-- START OF Material for the task --

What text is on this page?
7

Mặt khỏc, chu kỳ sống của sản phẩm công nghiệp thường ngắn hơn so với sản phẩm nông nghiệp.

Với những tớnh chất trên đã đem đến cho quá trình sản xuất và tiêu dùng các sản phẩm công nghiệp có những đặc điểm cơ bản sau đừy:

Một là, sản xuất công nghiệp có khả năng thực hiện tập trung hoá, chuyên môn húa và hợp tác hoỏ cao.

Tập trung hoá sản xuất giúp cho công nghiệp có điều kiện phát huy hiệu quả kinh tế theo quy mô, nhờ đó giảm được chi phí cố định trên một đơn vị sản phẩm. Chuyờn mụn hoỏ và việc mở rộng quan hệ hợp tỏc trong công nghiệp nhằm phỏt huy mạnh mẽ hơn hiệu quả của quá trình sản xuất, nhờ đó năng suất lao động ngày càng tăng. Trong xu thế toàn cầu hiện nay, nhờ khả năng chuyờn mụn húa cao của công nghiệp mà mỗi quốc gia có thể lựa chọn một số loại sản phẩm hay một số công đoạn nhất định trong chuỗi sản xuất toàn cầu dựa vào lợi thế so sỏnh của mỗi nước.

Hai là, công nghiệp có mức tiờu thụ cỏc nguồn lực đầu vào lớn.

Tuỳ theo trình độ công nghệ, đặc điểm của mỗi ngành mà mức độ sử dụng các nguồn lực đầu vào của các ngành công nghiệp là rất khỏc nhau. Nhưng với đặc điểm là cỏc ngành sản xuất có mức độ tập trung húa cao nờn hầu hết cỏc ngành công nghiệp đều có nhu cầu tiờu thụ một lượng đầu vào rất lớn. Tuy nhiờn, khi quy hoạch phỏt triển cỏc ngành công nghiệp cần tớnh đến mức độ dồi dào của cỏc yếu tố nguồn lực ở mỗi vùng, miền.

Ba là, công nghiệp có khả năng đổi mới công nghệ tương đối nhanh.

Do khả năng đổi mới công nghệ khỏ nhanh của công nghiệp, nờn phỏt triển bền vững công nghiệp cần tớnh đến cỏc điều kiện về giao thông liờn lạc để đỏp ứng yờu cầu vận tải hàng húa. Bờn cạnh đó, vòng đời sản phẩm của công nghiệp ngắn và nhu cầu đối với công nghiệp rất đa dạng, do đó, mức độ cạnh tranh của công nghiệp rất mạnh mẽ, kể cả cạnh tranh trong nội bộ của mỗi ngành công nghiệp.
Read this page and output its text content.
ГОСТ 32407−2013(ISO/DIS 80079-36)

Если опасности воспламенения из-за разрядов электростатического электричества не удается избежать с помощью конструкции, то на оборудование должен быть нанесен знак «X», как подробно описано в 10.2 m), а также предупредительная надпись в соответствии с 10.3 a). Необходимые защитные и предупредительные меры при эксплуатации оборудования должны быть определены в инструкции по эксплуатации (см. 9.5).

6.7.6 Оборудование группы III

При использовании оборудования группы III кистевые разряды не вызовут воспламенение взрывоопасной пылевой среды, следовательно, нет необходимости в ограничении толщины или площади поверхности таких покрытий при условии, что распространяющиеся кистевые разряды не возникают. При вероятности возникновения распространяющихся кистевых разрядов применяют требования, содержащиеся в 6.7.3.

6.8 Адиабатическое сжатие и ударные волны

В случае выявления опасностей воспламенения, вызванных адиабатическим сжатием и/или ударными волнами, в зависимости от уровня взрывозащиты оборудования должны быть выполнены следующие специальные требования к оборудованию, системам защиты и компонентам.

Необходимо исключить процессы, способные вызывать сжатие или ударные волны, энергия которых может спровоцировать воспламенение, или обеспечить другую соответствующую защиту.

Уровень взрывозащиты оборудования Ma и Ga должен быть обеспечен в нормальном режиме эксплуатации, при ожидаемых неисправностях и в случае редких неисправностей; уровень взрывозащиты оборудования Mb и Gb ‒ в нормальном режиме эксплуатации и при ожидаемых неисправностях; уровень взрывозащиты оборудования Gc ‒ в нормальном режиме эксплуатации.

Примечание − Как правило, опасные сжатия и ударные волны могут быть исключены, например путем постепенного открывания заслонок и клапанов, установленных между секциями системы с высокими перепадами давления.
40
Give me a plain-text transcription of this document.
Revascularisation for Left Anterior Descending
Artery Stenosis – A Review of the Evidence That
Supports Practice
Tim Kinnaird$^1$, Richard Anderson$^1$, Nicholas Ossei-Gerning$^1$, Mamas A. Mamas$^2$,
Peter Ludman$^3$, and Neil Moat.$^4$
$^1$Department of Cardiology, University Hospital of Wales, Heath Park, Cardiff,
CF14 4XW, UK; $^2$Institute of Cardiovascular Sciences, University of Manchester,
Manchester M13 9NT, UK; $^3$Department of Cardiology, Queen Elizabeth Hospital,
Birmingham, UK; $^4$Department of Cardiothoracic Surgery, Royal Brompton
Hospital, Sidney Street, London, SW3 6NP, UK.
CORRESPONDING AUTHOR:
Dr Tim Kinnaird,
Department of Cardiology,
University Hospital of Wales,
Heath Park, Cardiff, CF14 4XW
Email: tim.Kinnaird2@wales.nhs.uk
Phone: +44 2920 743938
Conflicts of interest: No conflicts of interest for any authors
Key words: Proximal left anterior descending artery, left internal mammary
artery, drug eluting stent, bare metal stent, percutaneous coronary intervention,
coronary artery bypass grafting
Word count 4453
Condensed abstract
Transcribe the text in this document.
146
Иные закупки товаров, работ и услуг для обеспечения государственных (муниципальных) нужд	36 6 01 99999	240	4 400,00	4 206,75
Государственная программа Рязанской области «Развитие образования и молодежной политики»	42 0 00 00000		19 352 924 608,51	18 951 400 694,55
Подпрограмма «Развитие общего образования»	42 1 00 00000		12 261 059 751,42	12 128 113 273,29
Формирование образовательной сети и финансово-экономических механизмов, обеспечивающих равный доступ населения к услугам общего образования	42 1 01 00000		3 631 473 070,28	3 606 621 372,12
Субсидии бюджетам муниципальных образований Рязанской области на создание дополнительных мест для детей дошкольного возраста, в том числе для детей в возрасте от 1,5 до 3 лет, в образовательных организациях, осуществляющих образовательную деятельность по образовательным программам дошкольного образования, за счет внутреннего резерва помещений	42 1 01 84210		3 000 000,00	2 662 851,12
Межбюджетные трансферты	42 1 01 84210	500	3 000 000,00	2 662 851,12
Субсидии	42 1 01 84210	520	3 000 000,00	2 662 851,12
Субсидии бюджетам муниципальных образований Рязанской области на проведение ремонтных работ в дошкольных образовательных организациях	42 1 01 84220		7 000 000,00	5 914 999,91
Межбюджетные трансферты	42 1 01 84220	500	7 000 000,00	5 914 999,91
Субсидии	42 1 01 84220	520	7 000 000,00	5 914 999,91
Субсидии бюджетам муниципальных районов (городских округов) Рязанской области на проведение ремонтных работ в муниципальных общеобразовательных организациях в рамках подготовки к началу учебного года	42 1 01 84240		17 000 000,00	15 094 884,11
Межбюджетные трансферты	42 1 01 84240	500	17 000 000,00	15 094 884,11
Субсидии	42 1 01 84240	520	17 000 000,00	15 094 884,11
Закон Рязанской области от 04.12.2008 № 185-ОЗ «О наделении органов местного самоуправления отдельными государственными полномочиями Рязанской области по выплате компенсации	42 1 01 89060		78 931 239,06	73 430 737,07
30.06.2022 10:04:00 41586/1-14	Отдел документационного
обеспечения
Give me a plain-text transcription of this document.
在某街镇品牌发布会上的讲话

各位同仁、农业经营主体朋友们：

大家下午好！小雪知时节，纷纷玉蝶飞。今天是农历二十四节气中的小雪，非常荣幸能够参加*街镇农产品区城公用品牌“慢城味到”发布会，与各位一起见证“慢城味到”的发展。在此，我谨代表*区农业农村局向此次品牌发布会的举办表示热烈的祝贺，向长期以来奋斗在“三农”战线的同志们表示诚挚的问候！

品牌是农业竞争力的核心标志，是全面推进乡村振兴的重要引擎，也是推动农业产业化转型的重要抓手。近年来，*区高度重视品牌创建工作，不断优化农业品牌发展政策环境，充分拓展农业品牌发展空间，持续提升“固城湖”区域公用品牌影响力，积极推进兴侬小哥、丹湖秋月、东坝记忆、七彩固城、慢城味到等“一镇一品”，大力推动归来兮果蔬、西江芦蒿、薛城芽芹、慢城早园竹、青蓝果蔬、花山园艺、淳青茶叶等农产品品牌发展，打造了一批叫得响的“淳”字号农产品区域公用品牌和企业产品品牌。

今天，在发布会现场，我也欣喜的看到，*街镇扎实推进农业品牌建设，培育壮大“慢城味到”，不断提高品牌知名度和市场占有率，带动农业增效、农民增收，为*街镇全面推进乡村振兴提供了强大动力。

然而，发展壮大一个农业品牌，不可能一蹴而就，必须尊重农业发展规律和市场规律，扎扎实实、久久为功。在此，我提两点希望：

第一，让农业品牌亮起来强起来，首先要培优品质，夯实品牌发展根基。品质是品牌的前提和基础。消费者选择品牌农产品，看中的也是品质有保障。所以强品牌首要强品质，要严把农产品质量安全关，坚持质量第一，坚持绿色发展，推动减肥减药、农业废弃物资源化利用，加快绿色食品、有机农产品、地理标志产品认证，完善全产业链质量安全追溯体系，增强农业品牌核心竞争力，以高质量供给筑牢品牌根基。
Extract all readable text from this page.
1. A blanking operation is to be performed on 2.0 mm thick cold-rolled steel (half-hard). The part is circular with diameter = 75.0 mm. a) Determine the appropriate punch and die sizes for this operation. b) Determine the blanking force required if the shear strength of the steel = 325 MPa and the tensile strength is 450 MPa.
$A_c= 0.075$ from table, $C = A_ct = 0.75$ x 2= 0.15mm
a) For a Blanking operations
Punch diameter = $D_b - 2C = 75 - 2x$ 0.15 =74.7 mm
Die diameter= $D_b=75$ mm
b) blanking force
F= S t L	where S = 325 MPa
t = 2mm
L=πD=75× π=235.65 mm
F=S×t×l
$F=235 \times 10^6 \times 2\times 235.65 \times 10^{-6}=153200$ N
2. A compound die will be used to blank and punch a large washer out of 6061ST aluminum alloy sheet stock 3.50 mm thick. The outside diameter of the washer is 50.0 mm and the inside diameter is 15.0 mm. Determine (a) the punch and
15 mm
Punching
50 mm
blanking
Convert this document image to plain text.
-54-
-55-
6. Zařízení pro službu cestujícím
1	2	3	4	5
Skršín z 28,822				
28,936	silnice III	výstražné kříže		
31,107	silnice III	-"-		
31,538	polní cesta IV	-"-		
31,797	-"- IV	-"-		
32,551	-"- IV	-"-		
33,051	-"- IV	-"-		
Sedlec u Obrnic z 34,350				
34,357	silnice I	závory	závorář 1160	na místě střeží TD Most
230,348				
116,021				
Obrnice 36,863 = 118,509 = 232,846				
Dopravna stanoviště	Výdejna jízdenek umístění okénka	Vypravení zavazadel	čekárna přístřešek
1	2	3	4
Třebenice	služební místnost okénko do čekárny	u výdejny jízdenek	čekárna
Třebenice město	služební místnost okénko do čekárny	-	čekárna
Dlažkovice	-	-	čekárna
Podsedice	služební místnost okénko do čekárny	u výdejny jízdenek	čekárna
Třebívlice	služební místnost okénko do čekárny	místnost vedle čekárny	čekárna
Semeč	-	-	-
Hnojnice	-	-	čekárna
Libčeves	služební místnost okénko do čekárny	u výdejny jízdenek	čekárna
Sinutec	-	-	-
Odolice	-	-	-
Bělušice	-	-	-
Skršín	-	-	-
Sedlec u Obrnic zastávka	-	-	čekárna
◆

-- END OF Material for the task --

Copy out each line in the listing that has the word "text".

What text is on this page?
Read this page and output its text content.
Give me a plain-text transcription of this document.
Transcribe the text in this document.
Give me a plain-text transcription of this document.
Extract all readable text from this page.
Convert this document image to plain text.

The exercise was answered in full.